EXCERPT PROVIDED
= = =
Genesys announced today that it has structured into two business units, Genesys Cloud and Genesys Core, with the aim of enhancing its ability to support a diverse, global customer base that includes organizations of all sizes spanning private and public cloud.
The Genesys Cloud division will combine the PureCloud (acquired with Interactive Intelligence in 2016) and workforce engagement management (WEM) groups, which Genesys described in its press release on the organizational changes as “the company’s next-generation public cloud solutions and services.” Olivier Jouve
, who had been enterprise vice president of PureCloud, will lead the combined PureCloud-WEM business unit as general manager. He’ll also head AI development.
The Genesys Core business unit comprises the PureEngage and PureConnect platforms, both available on premises and in the cloud. Industry veteran Barry O’Sullivan will head this business unit, rejoining the company after spending a year at Permira, a Genesys investor. I’ve chronicled O’Sullivan’s long career in contact center and collaboration here on No Jitter, from his days as senior vice president of Cisco’s voice technology group
in 2008, to his departure
from Cisco to become founder and CEO of startup Altocloud
in 2013, and most recently to the sale of Altocloud to Genesys
During a telephone interview on the restructuring, I asked Genesys CEO Tony Bates what has changed since June, when the message Genesys delivered at its Xperience19
event was about having one Genesys cloud, and building common microservices for the PureCloud, PureEngage, and PureConnect platforms. In his response, Bates positioned this restructuring as a reinforcement of that strategy, putting two “very strong execution players” in charge of its implementation. He went on to say that as much as moving aggressively to cloud and common services is important, equally important are managing the core business and having a hybrid strategy.
= = =
EXTRACTED ENTRIES

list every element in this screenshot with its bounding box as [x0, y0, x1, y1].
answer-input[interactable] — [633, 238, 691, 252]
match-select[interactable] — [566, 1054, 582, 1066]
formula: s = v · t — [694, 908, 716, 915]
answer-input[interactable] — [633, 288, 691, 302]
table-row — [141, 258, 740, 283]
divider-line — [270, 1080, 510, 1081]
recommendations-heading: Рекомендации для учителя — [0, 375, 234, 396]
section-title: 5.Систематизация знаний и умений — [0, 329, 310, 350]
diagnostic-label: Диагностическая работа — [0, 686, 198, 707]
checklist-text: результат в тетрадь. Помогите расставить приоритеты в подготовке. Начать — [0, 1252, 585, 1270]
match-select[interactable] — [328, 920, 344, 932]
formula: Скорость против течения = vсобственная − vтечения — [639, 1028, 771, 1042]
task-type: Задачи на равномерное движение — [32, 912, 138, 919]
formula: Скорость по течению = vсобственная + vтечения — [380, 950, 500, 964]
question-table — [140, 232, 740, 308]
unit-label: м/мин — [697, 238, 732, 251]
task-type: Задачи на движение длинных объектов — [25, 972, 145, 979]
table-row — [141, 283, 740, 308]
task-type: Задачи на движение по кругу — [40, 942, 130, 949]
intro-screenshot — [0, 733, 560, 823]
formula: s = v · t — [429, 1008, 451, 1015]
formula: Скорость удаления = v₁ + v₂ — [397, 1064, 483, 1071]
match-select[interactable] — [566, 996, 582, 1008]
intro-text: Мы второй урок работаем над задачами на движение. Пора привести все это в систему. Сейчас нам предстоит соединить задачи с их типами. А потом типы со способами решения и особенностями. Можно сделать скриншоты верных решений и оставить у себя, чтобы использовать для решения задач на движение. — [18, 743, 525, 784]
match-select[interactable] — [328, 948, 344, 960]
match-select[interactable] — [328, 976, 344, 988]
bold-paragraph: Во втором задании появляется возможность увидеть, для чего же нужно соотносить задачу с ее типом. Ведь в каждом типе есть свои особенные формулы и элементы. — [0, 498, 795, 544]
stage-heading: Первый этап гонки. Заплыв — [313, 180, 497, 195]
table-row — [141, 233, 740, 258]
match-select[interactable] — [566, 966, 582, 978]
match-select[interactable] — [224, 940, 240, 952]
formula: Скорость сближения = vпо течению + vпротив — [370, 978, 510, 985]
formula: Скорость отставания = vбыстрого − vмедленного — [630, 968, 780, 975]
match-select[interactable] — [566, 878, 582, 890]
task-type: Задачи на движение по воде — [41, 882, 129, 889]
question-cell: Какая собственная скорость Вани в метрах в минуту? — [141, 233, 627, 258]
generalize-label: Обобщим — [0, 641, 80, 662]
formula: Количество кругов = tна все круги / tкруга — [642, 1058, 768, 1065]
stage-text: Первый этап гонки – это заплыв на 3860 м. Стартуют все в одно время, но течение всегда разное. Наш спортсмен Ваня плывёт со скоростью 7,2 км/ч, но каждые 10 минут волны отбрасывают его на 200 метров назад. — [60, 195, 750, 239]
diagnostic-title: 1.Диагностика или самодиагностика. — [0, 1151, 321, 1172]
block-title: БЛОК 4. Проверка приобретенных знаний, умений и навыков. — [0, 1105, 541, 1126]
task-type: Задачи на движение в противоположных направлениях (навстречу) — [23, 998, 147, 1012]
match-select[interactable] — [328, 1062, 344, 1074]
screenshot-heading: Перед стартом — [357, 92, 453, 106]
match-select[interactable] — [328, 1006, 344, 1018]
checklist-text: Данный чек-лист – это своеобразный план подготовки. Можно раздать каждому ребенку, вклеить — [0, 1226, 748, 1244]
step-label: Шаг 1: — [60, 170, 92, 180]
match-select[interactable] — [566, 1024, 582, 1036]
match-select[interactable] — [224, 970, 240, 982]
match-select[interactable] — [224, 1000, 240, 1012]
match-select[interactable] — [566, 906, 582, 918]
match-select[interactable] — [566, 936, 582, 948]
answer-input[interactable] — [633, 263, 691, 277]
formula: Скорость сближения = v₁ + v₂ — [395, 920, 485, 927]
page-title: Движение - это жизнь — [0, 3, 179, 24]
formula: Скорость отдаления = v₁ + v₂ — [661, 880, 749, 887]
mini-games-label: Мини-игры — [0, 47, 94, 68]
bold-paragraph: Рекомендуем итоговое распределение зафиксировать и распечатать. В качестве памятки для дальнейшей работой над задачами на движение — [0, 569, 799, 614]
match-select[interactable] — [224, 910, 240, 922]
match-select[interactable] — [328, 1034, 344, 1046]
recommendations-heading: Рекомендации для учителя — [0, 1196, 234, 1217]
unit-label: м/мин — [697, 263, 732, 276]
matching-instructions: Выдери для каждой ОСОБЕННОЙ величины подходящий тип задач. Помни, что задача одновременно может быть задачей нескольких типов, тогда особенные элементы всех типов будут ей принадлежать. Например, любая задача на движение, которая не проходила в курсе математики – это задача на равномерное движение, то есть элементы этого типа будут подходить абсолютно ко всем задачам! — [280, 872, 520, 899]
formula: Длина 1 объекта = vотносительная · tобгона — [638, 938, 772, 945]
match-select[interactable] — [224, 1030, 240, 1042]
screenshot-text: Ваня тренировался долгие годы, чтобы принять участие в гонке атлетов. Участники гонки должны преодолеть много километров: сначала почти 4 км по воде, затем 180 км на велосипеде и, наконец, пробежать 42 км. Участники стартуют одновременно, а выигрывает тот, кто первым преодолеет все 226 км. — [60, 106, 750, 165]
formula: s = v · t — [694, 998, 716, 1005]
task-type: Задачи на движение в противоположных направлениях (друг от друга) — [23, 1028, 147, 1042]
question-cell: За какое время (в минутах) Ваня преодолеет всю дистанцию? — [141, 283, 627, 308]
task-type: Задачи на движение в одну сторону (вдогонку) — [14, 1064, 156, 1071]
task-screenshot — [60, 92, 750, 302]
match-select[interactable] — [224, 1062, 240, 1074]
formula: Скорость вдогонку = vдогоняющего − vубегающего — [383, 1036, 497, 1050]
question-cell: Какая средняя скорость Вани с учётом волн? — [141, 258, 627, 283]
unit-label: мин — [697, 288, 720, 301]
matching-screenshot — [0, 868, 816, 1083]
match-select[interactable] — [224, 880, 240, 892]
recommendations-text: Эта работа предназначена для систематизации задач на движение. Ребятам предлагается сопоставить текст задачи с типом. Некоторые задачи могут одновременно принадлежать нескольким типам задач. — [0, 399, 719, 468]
= = =
WHAT TO WORK ON
(1) Please reproduce the Genesys restructuring article word for word from "Genesys announced today" to "and public cloud.".
(2) Answer these questions using the Genesys restructuring article:
(a) In what year was PureCloud acquired with Interactive Intelligence?
(b) Where did Barry O'Sullivan spend a year before rejoining the company?
(c) What was the name of the June event where Genesys spoke of having one Genesys cloud?

SOLUTIONS BY TASK
(1)
Genesys announced today that it has structured into two business units, Genesys Cloud and Genesys Core, with the aim of enhancing its ability to support a diverse, global customer base that includes organizations of all sizes spanning private and public cloud.

(2)
(a) 2016
(b) At Permira, a Genesys investor
(c) Xperience19